------ Supplied material
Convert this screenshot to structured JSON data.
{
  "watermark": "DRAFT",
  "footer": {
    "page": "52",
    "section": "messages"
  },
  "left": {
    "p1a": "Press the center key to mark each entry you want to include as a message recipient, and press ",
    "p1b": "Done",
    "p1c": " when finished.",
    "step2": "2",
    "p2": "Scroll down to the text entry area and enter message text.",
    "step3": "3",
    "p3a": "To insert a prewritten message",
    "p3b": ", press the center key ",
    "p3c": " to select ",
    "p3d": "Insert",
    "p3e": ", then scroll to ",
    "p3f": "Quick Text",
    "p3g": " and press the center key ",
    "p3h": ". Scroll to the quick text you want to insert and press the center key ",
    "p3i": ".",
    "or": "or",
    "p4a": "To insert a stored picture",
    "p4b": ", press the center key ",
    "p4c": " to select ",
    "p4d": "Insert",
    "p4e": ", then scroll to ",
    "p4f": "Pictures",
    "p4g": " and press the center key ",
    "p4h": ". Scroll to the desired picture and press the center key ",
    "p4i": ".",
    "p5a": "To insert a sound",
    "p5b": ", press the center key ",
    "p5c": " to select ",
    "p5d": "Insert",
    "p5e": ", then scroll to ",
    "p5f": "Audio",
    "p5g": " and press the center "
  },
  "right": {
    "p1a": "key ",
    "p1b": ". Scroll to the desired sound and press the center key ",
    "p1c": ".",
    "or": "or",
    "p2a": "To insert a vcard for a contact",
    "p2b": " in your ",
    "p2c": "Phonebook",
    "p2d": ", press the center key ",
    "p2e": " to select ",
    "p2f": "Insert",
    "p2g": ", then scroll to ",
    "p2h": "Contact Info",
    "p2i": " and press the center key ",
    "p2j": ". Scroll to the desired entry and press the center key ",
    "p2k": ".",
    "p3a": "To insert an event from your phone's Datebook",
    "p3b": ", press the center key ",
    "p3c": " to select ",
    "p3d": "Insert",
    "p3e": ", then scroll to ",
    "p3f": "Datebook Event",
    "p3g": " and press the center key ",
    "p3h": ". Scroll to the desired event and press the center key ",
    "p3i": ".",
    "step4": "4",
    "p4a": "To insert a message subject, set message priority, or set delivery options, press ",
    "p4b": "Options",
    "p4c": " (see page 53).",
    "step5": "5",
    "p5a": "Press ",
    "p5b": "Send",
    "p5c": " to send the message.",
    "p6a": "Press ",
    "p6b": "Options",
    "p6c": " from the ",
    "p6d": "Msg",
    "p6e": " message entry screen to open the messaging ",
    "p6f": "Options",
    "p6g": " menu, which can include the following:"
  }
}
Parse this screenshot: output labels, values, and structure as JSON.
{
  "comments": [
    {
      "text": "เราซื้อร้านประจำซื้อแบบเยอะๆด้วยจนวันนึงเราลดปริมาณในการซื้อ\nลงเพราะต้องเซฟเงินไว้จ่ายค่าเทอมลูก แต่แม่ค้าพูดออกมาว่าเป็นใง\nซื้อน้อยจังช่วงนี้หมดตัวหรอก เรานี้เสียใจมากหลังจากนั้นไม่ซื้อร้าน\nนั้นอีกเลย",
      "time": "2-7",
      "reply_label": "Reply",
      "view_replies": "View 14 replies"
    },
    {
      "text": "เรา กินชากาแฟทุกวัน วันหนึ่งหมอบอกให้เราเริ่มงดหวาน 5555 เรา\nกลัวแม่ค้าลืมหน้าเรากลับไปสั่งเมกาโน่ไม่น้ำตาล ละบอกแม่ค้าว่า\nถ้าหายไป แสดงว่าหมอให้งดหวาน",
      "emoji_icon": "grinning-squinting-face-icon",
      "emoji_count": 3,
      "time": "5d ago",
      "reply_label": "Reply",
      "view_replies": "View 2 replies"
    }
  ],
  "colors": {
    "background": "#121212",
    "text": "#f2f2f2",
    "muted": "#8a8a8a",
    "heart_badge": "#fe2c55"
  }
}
------------
Search the data for the string "this" and copy each line where it appears.

**Final result:**
Convert this screenshot to structured JSON data.
Parse this screenshot: output labels, values, and structure as JSON.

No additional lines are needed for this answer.